Challenge: Please reproduce the Patriots playoff discussion below word for word, from "The Patriots employed" up to and including "start making cuts.".
# start of Excerpt
Dan: They’re not asked to dominate. They’re asked to take away what teams do best. I think they do that well enough to win.

Scott: I’m resigned to the idea that every single game will be the exact same thing. Get run up and down the field a few times and then dodge a bullet by a sixteenth of a inch. I’m thinking of Dennis Northcutt from last week, as one example. But I do think that they’ll continue to summon the key stops, particularly in the second half, to hold up their end. I do think ahead to the off-season, and wonder about the changes to come. I don’t think the front seven is a particular strength of this team anymore, and it’s no wonder, as some of the most essential members are now 10+ year vets. If they go on to win the Super Bowl, the Patriots will have seemingly gotten everything they could out of this core group. Will they try to wring more, or will this be the off-season they step into the next era?

Dan: There will be a time when we’ll have to face the sober reality of “next year”, and the sadness of the handful of longtime friends who’ll no longer be part of our autumns (an expected retirement or two, I suspect a surprise one, and possibly one with the choice of retirement or a lesser role forced upon him). For now, let’s just drink this up and enjoy it while it lasts.

The Patriots employed their usual spread-shotgun offense on Saturday night, but they also hunkered down for a very productive running game featuring Laurence Maroney. What do you expect to see against the Chargers?

Dan: I can’t imagine seeing much of Maroney up the middle, but I hope we see him in the flat catching screens. I think the Chargers are susceptible to overpursuit.

Travis: I figure we’ll see more of the same. The Pats had a balanced offense working to perfection last week. I think they could have easily put up 50 if they needed to. One of the key contributors for the success of the running game was the (bizarro) Marvin-esque return of Stephen Neal. Neal and Mankins neutralized the Jaguars’ DTs, which let Maroney get a few steps in forward before he had to start making cuts.

A lot will be made of the coaching “mismatch” this week. But the Chargers just got their first two playoff wins in thirteen years, including one that knocked out the defending champs. Is Norv Turner being underestimated?

Dan: They had a great gameplan against the Colts, so good for Norv. He’s got a tough rep to overcome. I still can’t get over what he said back in week two, that he kept the first series script hidden from the team until Sunday morning. Belichick was that much in his head. But he and his coaches beat the defending champs in their own building, despite getting raped by the refs, with key plays from their second string quarterback and third string running back. Norv must be doing something right.
# end of Excerpt
# start of Record excerpts
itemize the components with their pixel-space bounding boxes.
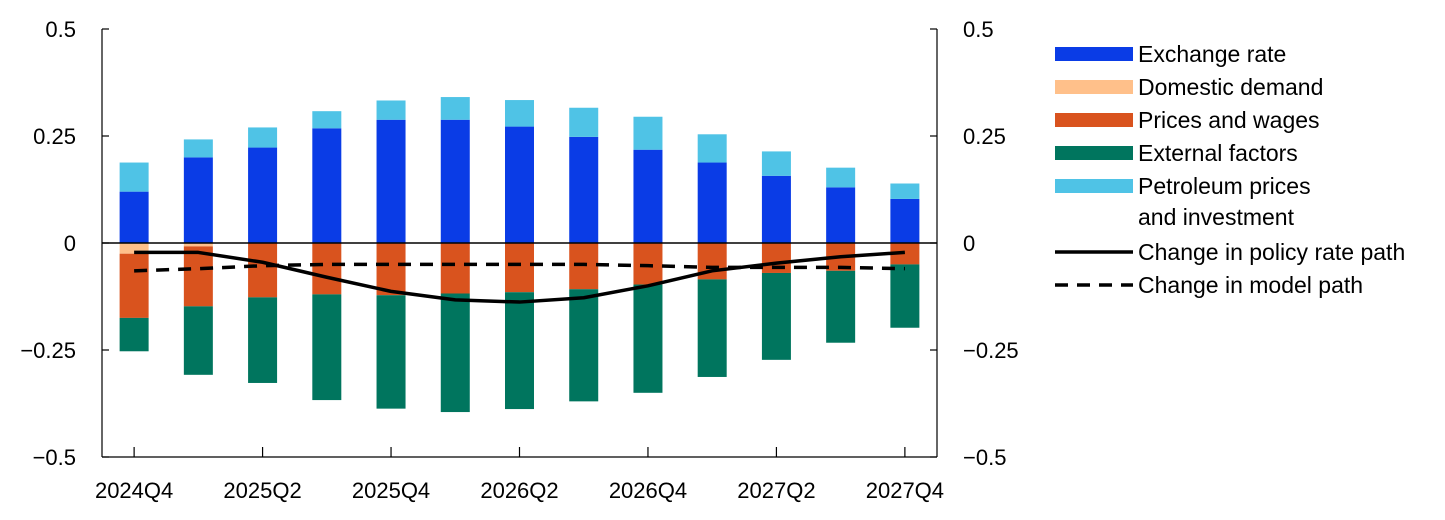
x-tick-label: 2025Q4 <box>352 478 430 503</box>
bar-prices-and-wages-2026Q1 <box>440 243 470 294</box>
bar-exchange-rate-2026Q2 <box>505 126 534 243</box>
legend-swatch <box>1055 113 1133 127</box>
legend-label: Change in policy rate path <box>1138 239 1405 265</box>
bar-external-factors-2025Q1 <box>183 306 213 375</box>
y-tick-label-left: 0 <box>64 231 76 256</box>
bar-prices-and-wages-2026Q2 <box>505 243 534 293</box>
bar-external-factors-2027Q1 <box>697 279 727 377</box>
bar-exchange-rate-2025Q4 <box>376 119 406 243</box>
bar-petroleum-prices-and-investment-2025Q3 <box>312 111 342 129</box>
y-tick-label-left: −0.5 <box>33 445 76 470</box>
bar-external-factors-2024Q4 <box>119 317 149 352</box>
y-tick-label-right: 0 <box>963 231 975 256</box>
bar-exchange-rate-2027Q1 <box>697 162 727 243</box>
legend-label: Change in model path <box>1138 272 1363 298</box>
legend-swatch <box>1055 179 1133 193</box>
bar-external-factors-2026Q1 <box>440 293 470 413</box>
y-tick-label-right: 0.25 <box>963 124 1006 149</box>
line-change-in-policy-rate-path <box>134 250 905 304</box>
bar-petroleum-prices-and-investment-2025Q1 <box>183 139 213 158</box>
bar-petroleum-prices-and-investment-2026Q3 <box>569 107 599 137</box>
bar-prices-and-wages-2025Q2 <box>248 243 278 298</box>
bar-exchange-rate-2027Q3 <box>826 187 856 243</box>
bar-exchange-rate-2025Q1 <box>183 157 213 243</box>
bar-petroleum-prices-and-investment-2027Q2 <box>761 151 791 176</box>
bar-petroleum-prices-and-investment-2025Q2 <box>248 127 278 148</box>
bar-exchange-rate-2024Q4 <box>119 191 149 243</box>
bar-exchange-rate-2025Q3 <box>312 128 342 243</box>
bar-prices-and-wages-2024Q4 <box>119 253 149 318</box>
legend-swatch <box>1055 80 1133 94</box>
bar-petroleum-prices-and-investment-2026Q4 <box>633 116 663 150</box>
bar-prices-and-wages-2025Q4 <box>376 243 406 296</box>
plot-area: 0.5 0.5 0.25 0.25 0 0 −0.25 −0.25 −0.5 −0.5 2024Q4… <box>20 17 1018 503</box>
legend-label: External factors <box>1138 140 1298 166</box>
bar-prices-and-wages-2025Q1 <box>183 246 213 307</box>
bar-petroleum-prices-and-investment-2027Q3 <box>826 167 856 188</box>
x-tick-label: 2026Q2 <box>480 478 558 503</box>
bar-petroleum-prices-and-investment-2026Q2 <box>505 100 534 127</box>
y-tick-label-left: 0.25 <box>33 124 76 149</box>
bar-prices-and-wages-2026Q4 <box>633 243 663 285</box>
y-tick-label-right: 0.5 <box>963 17 994 42</box>
y-tick-label-right: −0.25 <box>963 338 1019 363</box>
bar-petroleum-prices-and-investment-2025Q4 <box>376 100 406 120</box>
line-change-in-model-path <box>134 262 905 273</box>
bar-exchange-rate-2026Q4 <box>633 149 663 243</box>
bar-petroleum-prices-and-investment-2027Q1 <box>697 134 727 163</box>
bar-petroleum-prices-and-investment-2024Q4 <box>119 162 149 192</box>
y-tick-label-left: −0.25 <box>20 338 76 363</box>
bar-external-factors-2027Q3 <box>826 270 856 343</box>
bar-external-factors-2026Q2 <box>505 292 534 410</box>
legend-label: Domestic demand <box>1138 74 1323 100</box>
y-tick-label-left: 0.5 <box>45 17 76 42</box>
bar-exchange-rate-2026Q3 <box>569 136 599 243</box>
bar-external-factors-2027Q4 <box>890 264 920 328</box>
bar-domestic-demand-2024Q4 <box>119 243 149 254</box>
legend-label: and investment <box>1138 204 1295 230</box>
y-tick-label-right: −0.5 <box>963 445 1006 470</box>
bar-external-factors-2025Q4 <box>376 295 406 409</box>
legend: Exchange rate Domestic demand Prices and w… <box>1055 41 1405 298</box>
bar-external-factors-2025Q3 <box>312 294 342 401</box>
legend-swatch <box>1055 47 1133 61</box>
bar-external-factors-2025Q2 <box>248 297 278 383</box>
x-tick-label: 2027Q2 <box>737 478 815 503</box>
x-tick-label: 2024Q4 <box>95 478 173 503</box>
legend-label: Prices and wages <box>1138 107 1320 133</box>
legend-swatch <box>1055 146 1133 160</box>
bar-domestic-demand-2025Q1 <box>183 243 213 247</box>
x-tick-label: 2026Q4 <box>609 478 687 503</box>
x-tick-label: 2027Q4 <box>866 478 944 503</box>
bar-petroleum-prices-and-investment-2027Q4 <box>890 183 920 199</box>
bar-exchange-rate-2025Q2 <box>248 147 278 243</box>
legend-label: Exchange rate <box>1138 41 1286 67</box>
bar-exchange-rate-2027Q4 <box>890 198 920 243</box>
bar-exchange-rate-2026Q1 <box>440 119 470 243</box>
legend-label: Petroleum prices <box>1138 173 1311 199</box>
bar-exchange-rate-2027Q2 <box>761 175 791 243</box>
bar-external-factors-2026Q3 <box>569 289 599 402</box>
bar-external-factors-2027Q2 <box>761 272 791 360</box>
bar-prices-and-wages-2025Q3 <box>312 243 342 295</box>
bar-petroleum-prices-and-investment-2026Q1 <box>440 97 470 120</box>
x-tick-label: 2025Q2 <box>223 478 301 503</box>
bar-external-factors-2026Q4 <box>633 284 663 393</box>
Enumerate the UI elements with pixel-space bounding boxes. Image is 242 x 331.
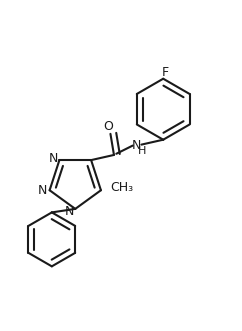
# end of Record excerpts
Full solution:
The Patriots employed their usual spread-shotgun offense on Saturday night, but they also hunkered down for a very productive running game featuring Laurence Maroney. What do you expect to see against the Chargers?

Dan: I can’t imagine seeing much of Maroney up the middle, but I hope we see him in the flat catching screens. I think the Chargers are susceptible to overpursuit.

Travis: I figure we’ll see more of the same. The Pats had a balanced offense working to perfection last week. I think they could have easily put up 50 if they needed to. One of the key contributors for the success of the running game was the (bizarro) Marvin-esque return of Stephen Neal. Neal and Mankins neutralized the Jaguars’ DTs, which let Maroney get a few steps in forward before he had to start making cuts.